__What you need to do__:
Give back the records below exactly, every one, with no pictures.

__Materials provided__:
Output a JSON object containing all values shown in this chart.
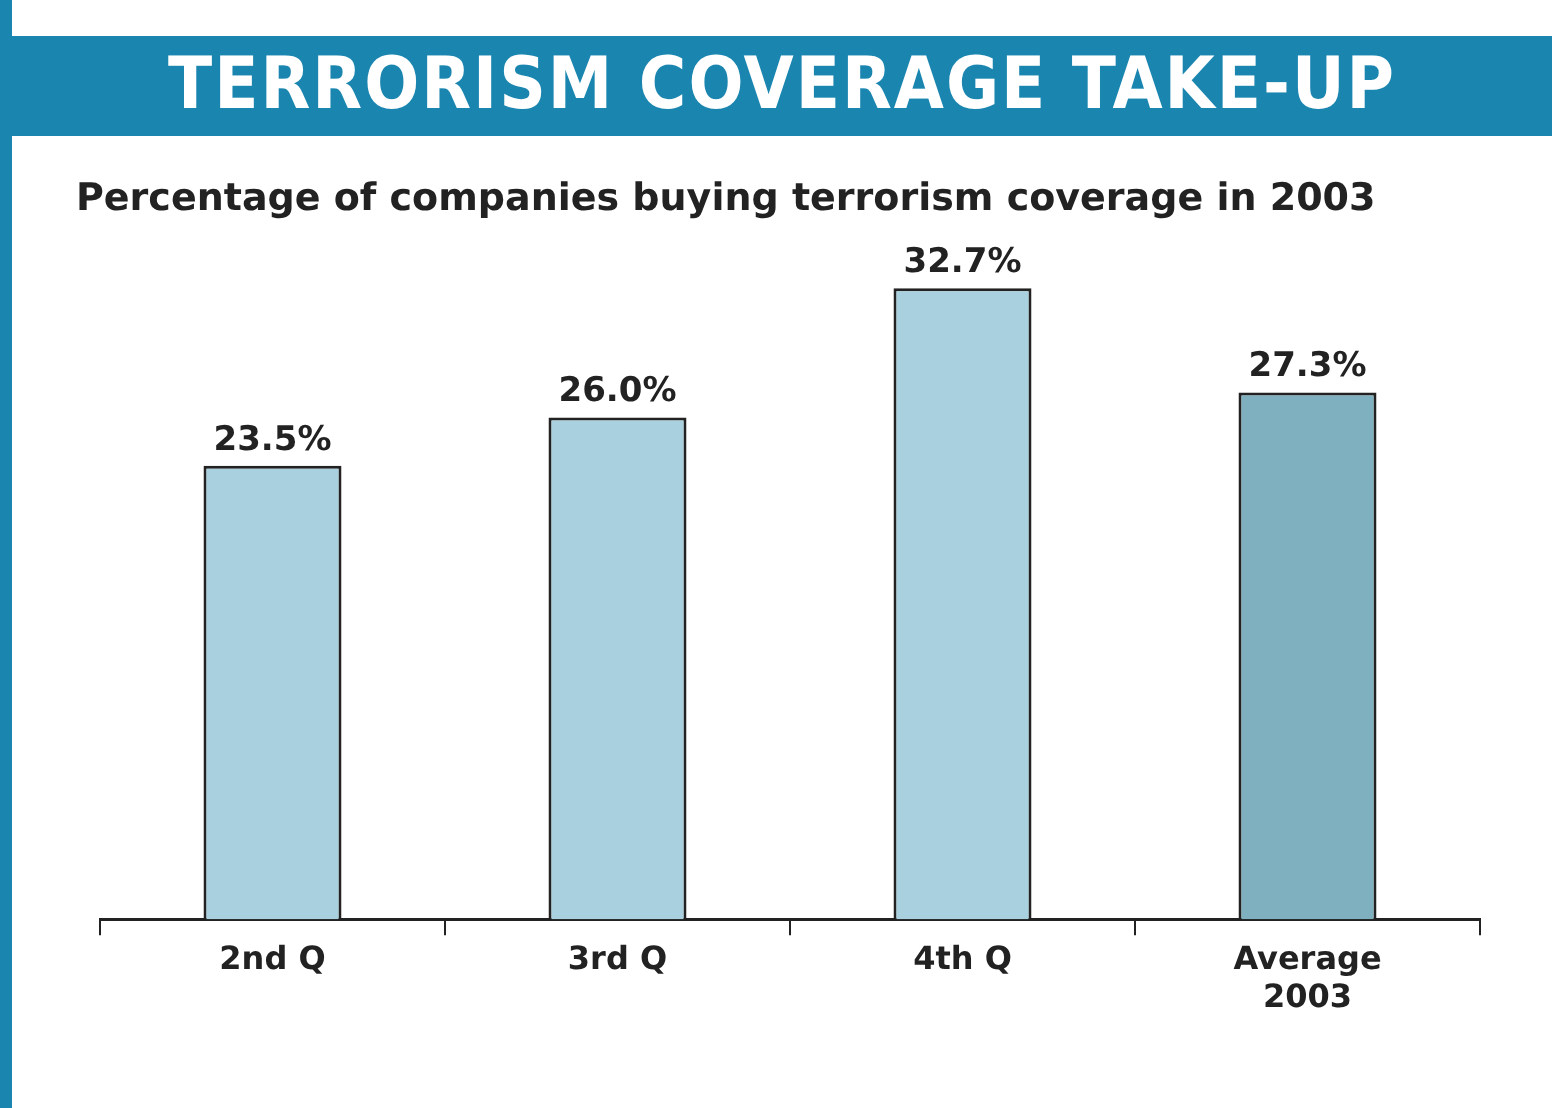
{
  "chart_data": {
    "type": "bar",
    "title": "TERRORISM COVERAGE TAKE-UP",
    "subtitle": "Percentage of companies buying terrorism coverage in 2003",
    "categories": [
      "2nd Q",
      "3rd Q",
      "4th Q",
      "Average 2003"
    ],
    "values": [
      23.5,
      26.0,
      32.7,
      27.3
    ],
    "colors": [
      "#a8d0de",
      "#a8d0de",
      "#a8d0de",
      "#7fb0c0"
    ],
    "value_labels": [
      "23.5%",
      "26.0%",
      "32.7%",
      "27.3%"
    ],
    "grid": false,
    "legend": false
  }
}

__Complete answer__:
Output a JSON object containing all values shown in this chart.
{
  "chart_data": {
    "type": "bar",
    "title": "TERRORISM COVERAGE TAKE-UP",
    "subtitle": "Percentage of companies buying terrorism coverage in 2003",
    "categories": [
      "2nd Q",
      "3rd Q",
      "4th Q",
      "Average 2003"
    ],
    "values": [
      23.5,
      26.0,
      32.7,
      27.3
    ],
    "colors": [
      "#a8d0de",
      "#a8d0de",
      "#a8d0de",
      "#7fb0c0"
    ],
    "value_labels": [
      "23.5%",
      "26.0%",
      "32.7%",
      "27.3%"
    ],
    "grid": false,
    "legend": false
  }
}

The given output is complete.